The task: Below are records; state how many of their lines hold the word "一部の部署だけで取り組んでいた", and give only the figure.
begin Information provided
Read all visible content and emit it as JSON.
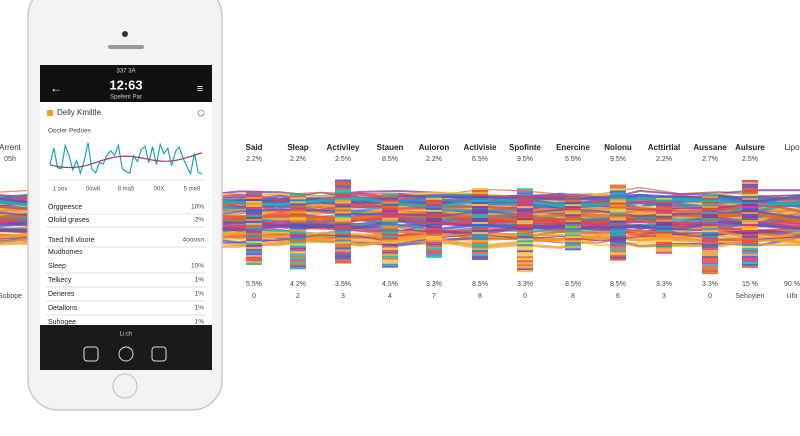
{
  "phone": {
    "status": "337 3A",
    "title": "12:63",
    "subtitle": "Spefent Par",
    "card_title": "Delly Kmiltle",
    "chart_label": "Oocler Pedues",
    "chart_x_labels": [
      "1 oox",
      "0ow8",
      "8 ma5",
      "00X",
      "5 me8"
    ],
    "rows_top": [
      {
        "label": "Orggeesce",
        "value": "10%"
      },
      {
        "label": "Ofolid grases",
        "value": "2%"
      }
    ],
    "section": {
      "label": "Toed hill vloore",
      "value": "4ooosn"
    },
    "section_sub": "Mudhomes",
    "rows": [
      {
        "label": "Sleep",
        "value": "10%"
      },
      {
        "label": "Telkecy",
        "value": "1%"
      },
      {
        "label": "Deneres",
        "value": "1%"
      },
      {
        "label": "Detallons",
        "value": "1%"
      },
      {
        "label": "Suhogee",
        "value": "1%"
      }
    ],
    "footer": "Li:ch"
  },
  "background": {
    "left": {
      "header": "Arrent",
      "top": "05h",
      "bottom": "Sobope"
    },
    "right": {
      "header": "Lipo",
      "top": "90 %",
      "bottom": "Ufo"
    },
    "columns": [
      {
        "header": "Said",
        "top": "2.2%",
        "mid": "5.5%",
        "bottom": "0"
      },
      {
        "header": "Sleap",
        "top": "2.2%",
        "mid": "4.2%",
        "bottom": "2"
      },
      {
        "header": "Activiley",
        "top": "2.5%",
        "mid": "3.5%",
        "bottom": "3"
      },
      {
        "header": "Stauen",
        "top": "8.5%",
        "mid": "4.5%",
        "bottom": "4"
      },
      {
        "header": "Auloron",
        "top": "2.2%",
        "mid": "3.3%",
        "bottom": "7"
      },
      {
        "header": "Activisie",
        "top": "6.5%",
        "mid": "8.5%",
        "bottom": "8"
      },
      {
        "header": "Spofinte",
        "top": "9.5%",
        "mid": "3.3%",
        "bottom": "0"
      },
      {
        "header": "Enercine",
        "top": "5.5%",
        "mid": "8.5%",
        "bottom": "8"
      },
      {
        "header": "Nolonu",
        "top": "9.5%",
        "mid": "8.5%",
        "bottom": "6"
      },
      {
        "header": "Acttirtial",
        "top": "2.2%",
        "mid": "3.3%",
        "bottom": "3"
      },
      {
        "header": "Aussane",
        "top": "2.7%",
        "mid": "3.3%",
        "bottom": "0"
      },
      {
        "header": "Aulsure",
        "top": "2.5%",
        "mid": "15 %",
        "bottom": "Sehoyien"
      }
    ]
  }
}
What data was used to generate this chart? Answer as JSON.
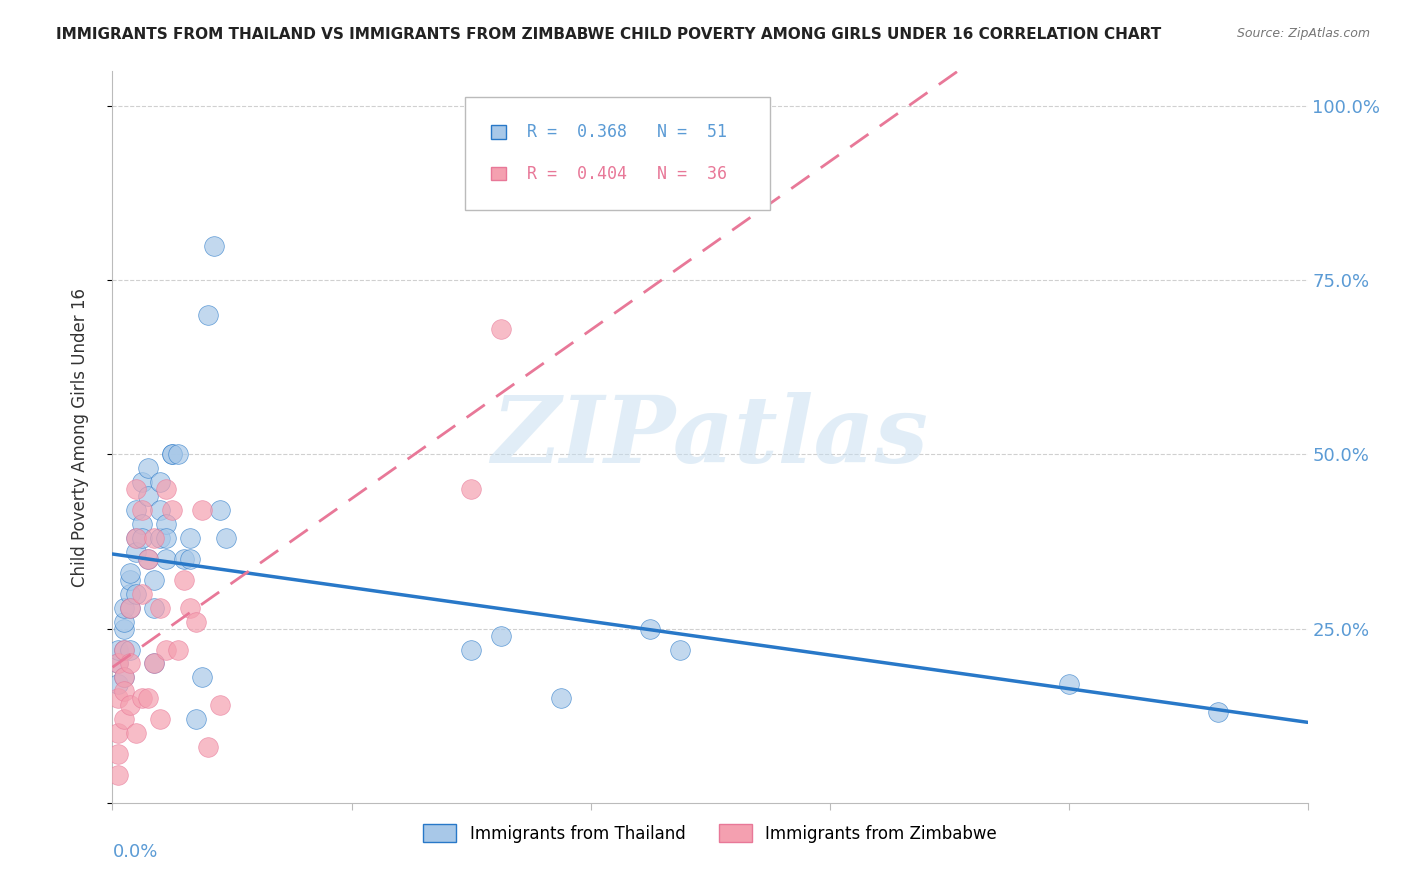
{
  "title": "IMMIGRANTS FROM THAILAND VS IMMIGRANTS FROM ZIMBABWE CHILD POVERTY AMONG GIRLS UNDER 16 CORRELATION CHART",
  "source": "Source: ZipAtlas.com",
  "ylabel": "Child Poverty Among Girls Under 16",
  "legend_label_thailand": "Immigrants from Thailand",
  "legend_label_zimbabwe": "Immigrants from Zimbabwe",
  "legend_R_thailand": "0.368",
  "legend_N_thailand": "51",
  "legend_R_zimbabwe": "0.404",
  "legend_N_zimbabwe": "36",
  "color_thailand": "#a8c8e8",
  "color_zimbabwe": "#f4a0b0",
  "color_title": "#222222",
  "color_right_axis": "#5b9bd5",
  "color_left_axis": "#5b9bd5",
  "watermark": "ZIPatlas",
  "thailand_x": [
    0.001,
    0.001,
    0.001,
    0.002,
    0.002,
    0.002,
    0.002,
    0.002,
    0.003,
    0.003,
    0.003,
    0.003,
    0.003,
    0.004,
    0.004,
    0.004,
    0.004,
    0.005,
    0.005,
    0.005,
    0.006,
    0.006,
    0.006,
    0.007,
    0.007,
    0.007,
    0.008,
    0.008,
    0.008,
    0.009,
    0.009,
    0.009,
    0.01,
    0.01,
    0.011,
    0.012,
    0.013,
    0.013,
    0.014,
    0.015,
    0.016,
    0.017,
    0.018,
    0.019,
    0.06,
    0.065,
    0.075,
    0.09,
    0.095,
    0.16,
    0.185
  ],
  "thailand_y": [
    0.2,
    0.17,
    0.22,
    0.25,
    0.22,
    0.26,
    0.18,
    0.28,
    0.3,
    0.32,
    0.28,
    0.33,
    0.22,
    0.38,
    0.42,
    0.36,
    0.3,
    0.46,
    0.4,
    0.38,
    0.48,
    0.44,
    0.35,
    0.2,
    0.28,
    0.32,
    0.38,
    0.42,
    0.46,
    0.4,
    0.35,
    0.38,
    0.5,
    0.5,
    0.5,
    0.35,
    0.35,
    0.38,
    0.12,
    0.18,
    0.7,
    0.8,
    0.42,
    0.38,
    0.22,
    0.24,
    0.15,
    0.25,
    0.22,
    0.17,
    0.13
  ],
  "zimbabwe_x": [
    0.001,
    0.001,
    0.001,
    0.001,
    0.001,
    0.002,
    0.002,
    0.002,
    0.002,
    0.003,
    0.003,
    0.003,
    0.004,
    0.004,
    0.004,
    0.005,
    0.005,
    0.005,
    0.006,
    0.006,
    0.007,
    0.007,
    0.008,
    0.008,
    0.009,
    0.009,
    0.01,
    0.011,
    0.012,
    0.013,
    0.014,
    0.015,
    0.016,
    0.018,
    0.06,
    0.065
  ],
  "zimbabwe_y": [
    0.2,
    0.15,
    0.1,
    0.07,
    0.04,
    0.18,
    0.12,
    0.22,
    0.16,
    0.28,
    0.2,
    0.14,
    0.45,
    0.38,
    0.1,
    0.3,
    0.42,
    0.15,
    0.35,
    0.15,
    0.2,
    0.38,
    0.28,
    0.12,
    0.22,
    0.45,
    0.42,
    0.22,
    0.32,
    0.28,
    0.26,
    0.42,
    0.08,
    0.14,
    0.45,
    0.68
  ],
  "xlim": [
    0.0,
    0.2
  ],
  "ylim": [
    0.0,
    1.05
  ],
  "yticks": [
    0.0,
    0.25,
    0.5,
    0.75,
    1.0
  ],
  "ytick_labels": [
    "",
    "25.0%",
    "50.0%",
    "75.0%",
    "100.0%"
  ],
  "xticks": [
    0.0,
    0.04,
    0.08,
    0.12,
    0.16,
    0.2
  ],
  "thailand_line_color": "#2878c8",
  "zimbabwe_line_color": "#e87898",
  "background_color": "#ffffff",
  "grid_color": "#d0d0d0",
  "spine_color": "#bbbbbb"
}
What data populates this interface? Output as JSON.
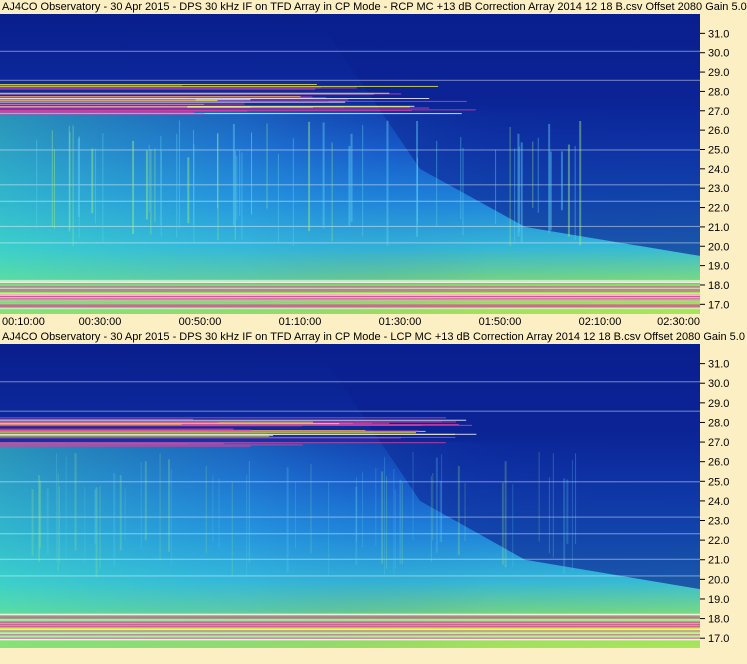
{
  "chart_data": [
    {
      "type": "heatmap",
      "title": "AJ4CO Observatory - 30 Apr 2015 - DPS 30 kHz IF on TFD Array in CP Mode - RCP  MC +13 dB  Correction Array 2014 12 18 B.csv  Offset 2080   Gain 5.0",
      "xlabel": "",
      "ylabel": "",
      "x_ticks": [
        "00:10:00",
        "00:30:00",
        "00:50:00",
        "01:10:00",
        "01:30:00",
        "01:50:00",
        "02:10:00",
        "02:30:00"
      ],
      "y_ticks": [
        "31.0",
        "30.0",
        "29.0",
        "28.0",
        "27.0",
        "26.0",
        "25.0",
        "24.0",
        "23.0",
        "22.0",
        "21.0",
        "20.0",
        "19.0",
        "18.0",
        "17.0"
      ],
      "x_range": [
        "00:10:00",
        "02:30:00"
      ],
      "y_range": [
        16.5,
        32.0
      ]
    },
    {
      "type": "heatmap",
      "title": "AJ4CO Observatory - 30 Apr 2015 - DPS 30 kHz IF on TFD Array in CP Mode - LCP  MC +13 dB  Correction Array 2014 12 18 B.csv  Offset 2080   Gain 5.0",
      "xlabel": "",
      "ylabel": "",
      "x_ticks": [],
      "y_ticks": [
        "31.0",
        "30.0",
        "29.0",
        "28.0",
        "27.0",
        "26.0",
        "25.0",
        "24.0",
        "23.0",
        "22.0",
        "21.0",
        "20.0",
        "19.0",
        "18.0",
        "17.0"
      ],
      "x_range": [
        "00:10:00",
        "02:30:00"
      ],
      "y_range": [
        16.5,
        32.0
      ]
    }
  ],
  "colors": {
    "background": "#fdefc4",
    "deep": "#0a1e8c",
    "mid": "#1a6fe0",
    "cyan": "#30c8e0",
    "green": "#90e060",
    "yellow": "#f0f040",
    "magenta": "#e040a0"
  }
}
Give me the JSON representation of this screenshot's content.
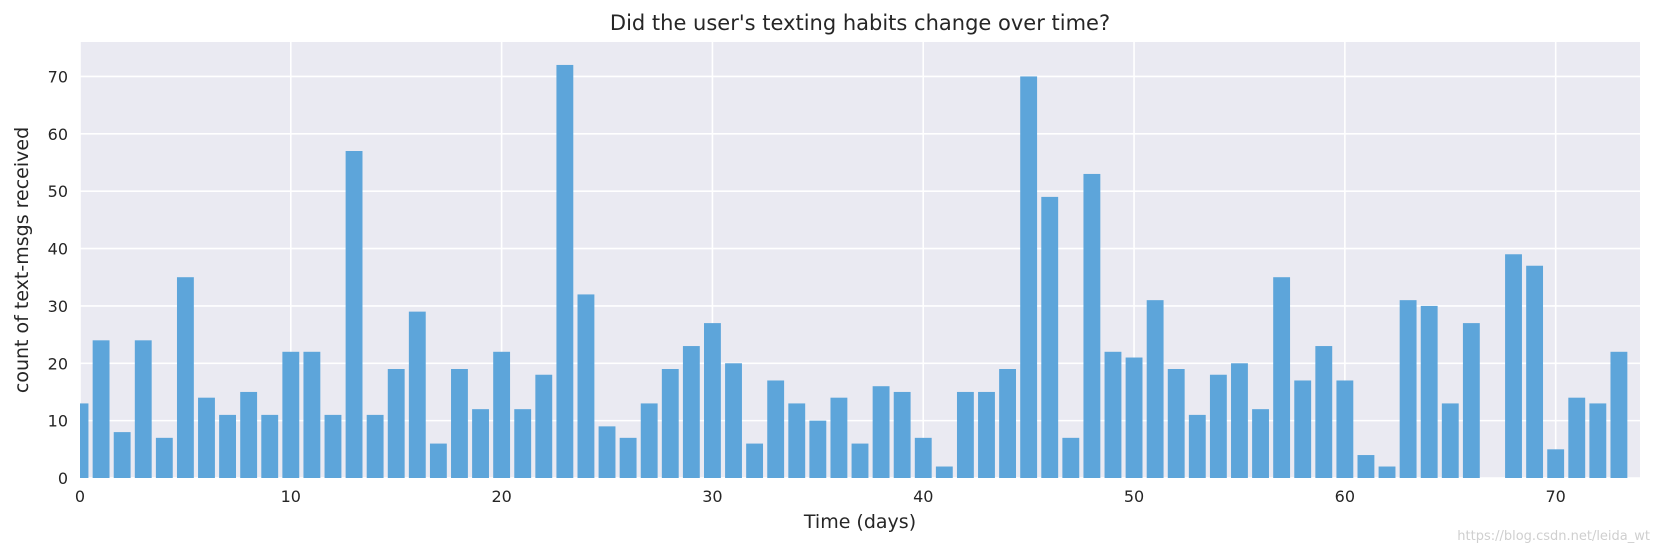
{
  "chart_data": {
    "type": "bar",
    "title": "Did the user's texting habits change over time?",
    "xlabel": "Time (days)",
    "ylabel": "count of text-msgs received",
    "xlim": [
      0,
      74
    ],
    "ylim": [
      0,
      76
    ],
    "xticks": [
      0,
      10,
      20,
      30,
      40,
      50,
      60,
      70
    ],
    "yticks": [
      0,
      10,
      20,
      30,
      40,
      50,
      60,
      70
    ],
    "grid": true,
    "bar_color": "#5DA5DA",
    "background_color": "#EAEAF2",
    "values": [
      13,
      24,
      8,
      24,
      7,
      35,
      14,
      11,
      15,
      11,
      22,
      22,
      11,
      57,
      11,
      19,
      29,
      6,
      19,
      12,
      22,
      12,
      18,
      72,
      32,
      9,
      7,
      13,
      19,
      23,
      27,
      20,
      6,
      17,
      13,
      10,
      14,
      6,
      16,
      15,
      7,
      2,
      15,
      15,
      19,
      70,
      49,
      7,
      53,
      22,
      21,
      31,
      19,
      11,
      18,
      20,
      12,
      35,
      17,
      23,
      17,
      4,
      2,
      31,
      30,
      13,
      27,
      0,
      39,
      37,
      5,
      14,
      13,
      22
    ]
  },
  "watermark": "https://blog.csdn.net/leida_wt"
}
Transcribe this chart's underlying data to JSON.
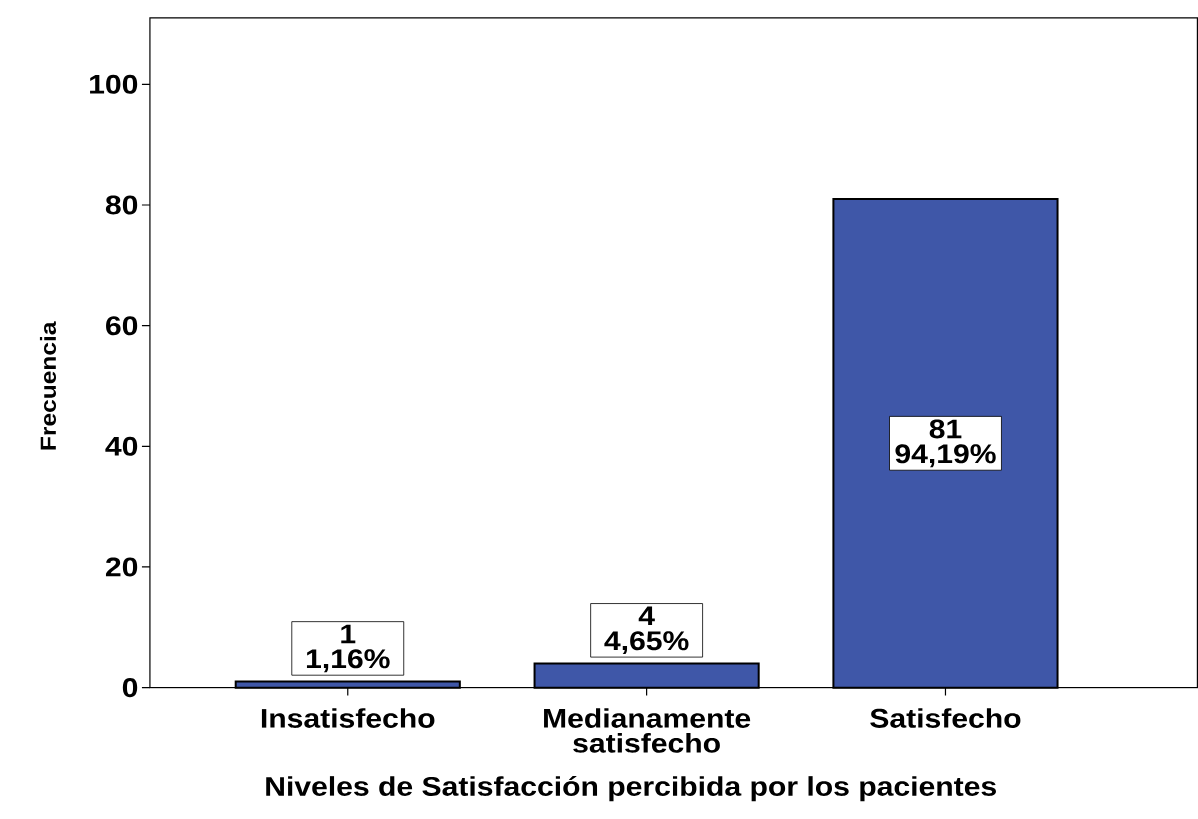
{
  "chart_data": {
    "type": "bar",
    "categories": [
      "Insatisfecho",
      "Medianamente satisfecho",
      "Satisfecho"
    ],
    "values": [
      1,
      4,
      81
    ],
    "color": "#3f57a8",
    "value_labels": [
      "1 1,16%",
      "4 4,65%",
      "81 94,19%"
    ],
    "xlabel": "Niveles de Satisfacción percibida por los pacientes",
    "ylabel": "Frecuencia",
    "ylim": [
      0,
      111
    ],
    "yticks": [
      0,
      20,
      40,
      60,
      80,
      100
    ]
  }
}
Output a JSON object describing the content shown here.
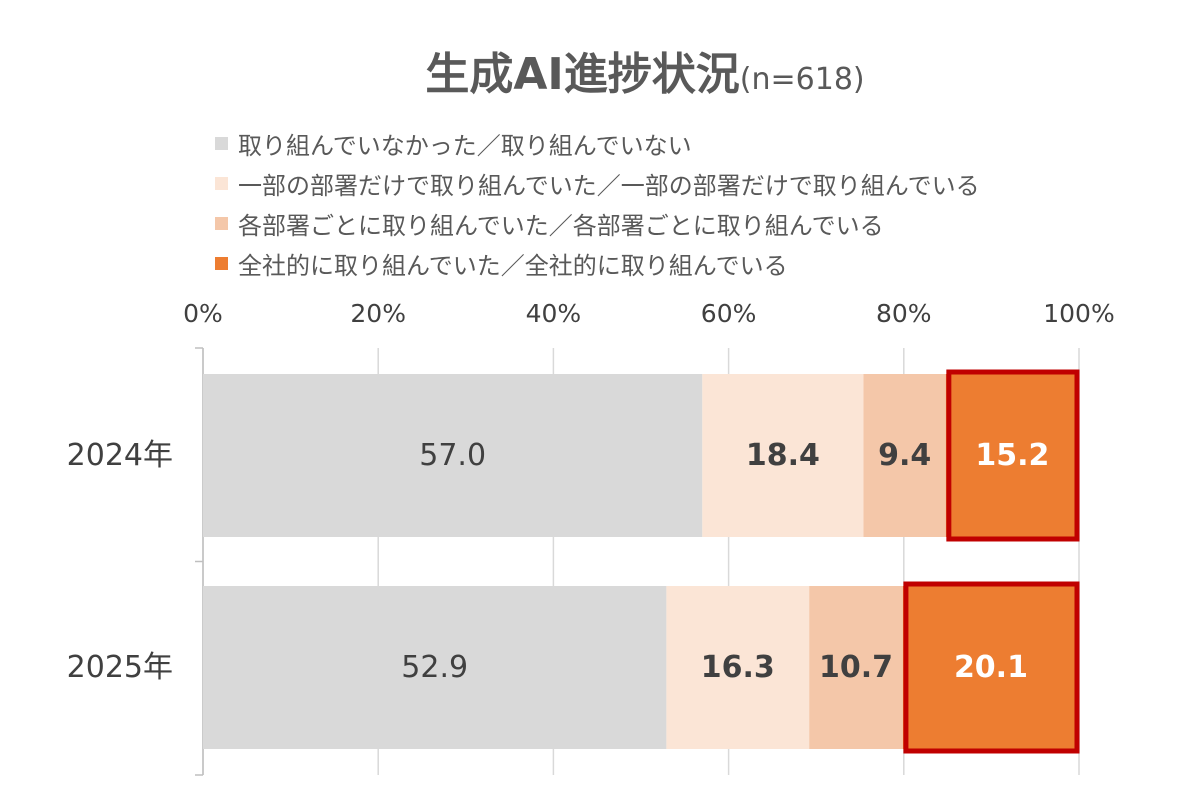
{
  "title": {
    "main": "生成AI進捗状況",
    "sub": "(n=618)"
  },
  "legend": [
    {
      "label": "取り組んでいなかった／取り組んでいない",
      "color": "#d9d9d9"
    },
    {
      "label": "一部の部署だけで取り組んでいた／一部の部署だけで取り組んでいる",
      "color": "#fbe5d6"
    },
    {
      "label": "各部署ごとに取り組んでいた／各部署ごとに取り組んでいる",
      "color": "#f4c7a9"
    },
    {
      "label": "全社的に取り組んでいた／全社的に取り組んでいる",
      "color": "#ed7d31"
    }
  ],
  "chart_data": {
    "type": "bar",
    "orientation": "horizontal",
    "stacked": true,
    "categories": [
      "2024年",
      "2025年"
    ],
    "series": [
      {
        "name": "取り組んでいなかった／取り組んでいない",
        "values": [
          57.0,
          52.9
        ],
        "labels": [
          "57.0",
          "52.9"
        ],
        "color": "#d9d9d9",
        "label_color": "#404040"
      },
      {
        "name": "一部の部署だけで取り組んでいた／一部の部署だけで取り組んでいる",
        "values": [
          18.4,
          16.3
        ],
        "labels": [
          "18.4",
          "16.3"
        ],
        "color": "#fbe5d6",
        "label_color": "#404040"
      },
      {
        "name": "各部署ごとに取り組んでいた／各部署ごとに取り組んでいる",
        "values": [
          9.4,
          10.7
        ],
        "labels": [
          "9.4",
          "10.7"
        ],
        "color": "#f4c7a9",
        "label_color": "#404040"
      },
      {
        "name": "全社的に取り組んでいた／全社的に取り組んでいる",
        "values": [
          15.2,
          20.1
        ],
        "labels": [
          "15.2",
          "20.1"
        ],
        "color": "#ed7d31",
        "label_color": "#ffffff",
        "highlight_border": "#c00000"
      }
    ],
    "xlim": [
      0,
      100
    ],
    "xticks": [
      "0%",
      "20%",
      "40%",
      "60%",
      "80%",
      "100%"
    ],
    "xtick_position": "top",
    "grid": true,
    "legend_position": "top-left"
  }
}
end Information provided
Full output: 2